◆ **Task description**
Reproduce the listing below line for line, with no changes.

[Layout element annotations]
########

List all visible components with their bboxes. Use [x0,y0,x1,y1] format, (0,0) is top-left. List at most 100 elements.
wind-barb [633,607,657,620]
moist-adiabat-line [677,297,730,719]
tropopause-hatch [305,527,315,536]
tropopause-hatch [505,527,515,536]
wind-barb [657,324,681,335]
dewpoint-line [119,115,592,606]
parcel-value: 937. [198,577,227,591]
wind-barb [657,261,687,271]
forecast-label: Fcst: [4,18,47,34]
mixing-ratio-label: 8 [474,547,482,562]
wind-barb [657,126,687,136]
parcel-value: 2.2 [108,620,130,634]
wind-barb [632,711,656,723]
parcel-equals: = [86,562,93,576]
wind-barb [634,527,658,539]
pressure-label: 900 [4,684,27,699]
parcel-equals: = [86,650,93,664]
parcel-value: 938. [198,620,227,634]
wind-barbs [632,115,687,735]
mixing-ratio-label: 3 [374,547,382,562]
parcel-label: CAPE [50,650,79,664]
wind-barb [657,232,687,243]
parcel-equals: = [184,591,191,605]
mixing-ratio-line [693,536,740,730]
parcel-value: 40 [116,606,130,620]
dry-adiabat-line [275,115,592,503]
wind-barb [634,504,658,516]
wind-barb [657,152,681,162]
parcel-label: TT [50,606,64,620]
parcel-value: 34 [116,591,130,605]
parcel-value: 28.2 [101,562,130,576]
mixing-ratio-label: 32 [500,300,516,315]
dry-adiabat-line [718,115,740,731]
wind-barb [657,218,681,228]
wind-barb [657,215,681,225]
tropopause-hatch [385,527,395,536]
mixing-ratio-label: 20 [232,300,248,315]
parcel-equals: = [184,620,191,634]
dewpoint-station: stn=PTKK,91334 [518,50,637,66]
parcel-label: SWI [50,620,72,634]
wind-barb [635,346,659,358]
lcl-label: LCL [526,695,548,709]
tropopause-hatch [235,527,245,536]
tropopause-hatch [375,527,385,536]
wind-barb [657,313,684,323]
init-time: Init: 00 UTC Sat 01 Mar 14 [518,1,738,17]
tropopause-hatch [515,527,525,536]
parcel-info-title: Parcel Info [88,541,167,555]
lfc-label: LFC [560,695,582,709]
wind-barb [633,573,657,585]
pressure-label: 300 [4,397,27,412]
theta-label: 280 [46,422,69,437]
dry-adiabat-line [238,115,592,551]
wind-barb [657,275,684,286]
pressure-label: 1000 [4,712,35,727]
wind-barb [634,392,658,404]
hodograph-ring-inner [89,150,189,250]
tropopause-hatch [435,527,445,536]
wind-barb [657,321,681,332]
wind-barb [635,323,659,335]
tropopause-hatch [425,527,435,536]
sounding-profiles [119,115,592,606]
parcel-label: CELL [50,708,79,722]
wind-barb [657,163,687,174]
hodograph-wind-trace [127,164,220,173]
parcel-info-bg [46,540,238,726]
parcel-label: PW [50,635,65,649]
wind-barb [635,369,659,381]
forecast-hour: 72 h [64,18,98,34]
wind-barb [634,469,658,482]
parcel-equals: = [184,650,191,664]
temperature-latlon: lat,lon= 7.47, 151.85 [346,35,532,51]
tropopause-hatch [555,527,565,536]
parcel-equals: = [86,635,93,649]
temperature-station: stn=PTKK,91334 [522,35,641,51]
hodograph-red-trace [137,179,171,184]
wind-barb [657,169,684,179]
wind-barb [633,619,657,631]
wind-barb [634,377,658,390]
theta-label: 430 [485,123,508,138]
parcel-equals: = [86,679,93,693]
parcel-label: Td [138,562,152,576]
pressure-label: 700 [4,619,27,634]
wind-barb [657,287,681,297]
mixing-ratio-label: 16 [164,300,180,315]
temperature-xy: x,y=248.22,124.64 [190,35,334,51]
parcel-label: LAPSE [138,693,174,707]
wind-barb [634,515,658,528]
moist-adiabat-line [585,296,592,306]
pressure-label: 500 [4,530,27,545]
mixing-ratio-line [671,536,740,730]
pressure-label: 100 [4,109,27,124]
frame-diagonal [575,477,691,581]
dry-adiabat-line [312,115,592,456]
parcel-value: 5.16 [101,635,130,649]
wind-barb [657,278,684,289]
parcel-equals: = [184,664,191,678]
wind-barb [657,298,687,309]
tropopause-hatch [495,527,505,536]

########

◆ **Finished answer**
List all visible components with their bboxes. Use [x0,y0,x1,y1] format, (0,0) is top-left. List at most 100 elements.
wind-barb [633,607,657,620]
moist-adiabat-line [677,297,730,719]
tropopause-hatch [305,527,315,536]
tropopause-hatch [505,527,515,536]
wind-barb [657,324,681,335]
dewpoint-line [119,115,592,606]
parcel-value: 937. [198,577,227,591]
wind-barb [657,261,687,271]
forecast-label: Fcst: [4,18,47,34]
mixing-ratio-label: 8 [474,547,482,562]
wind-barb [657,126,687,136]
parcel-value: 2.2 [108,620,130,634]
wind-barb [632,711,656,723]
parcel-equals: = [86,562,93,576]
wind-barb [634,527,658,539]
pressure-label: 900 [4,684,27,699]
parcel-equals: = [86,650,93,664]
parcel-value: 938. [198,620,227,634]
wind-barbs [632,115,687,735]
mixing-ratio-label: 3 [374,547,382,562]
parcel-label: CAPE [50,650,79,664]
wind-barb [657,232,687,243]
parcel-equals: = [184,591,191,605]
mixing-ratio-line [693,536,740,730]
parcel-value: 40 [116,606,130,620]
dry-adiabat-line [275,115,592,503]
wind-barb [634,504,658,516]
wind-barb [657,152,681,162]
parcel-label: TT [50,606,64,620]
parcel-value: 34 [116,591,130,605]
parcel-value: 28.2 [101,562,130,576]
mixing-ratio-label: 32 [500,300,516,315]
dry-adiabat-line [718,115,740,731]
wind-barb [657,218,681,228]
wind-barb [657,215,681,225]
tropopause-hatch [385,527,395,536]
mixing-ratio-label: 20 [232,300,248,315]
parcel-equals: = [184,620,191,634]
dewpoint-station: stn=PTKK,91334 [518,50,637,66]
parcel-label: SWI [50,620,72,634]
wind-barb [635,346,659,358]
lcl-label: LCL [526,695,548,709]
tropopause-hatch [235,527,245,536]
tropopause-hatch [375,527,385,536]
wind-barb [657,313,684,323]
init-time: Init: 00 UTC Sat 01 Mar 14 [518,1,738,17]
tropopause-hatch [515,527,525,536]
parcel-info-title: Parcel Info [88,541,167,555]
lfc-label: LFC [560,695,582,709]
wind-barb [633,573,657,585]
pressure-label: 300 [4,397,27,412]
theta-label: 280 [46,422,69,437]
dry-adiabat-line [238,115,592,551]
wind-barb [657,275,684,286]
pressure-label: 1000 [4,712,35,727]
wind-barb [634,392,658,404]
hodograph-ring-inner [89,150,189,250]
tropopause-hatch [435,527,445,536]
wind-barb [657,321,681,332]
wind-barb [635,323,659,335]
tropopause-hatch [425,527,435,536]
sounding-profiles [119,115,592,606]
parcel-label: CELL [50,708,79,722]
wind-barb [657,163,687,174]
hodograph-wind-trace [127,164,220,173]
parcel-info-bg [46,540,238,726]
parcel-label: PW [50,635,65,649]
wind-barb [635,369,659,381]
forecast-hour: 72 h [64,18,98,34]
wind-barb [634,469,658,482]
parcel-equals: = [184,650,191,664]
temperature-latlon: lat,lon= 7.47, 151.85 [346,35,532,51]
tropopause-hatch [555,527,565,536]
parcel-equals: = [86,635,93,649]
temperature-station: stn=PTKK,91334 [522,35,641,51]
hodograph-red-trace [137,179,171,184]
wind-barb [657,169,684,179]
wind-barb [633,619,657,631]
wind-barb [634,377,658,390]
theta-label: 430 [485,123,508,138]
parcel-equals: = [86,679,93,693]
parcel-label: Td [138,562,152,576]
pressure-label: 700 [4,619,27,634]
wind-barb [657,287,681,297]
mixing-ratio-label: 16 [164,300,180,315]
temperature-xy: x,y=248.22,124.64 [190,35,334,51]
parcel-label: LAPSE [138,693,174,707]
wind-barb [634,515,658,528]
moist-adiabat-line [585,296,592,306]
pressure-label: 500 [4,530,27,545]
mixing-ratio-line [671,536,740,730]
pressure-label: 100 [4,109,27,124]
frame-diagonal [575,477,691,581]
dry-adiabat-line [312,115,592,456]
parcel-value: 5.16 [101,635,130,649]
wind-barb [657,278,684,289]
parcel-equals: = [184,664,191,678]
wind-barb [657,298,687,309]
tropopause-hatch [495,527,505,536]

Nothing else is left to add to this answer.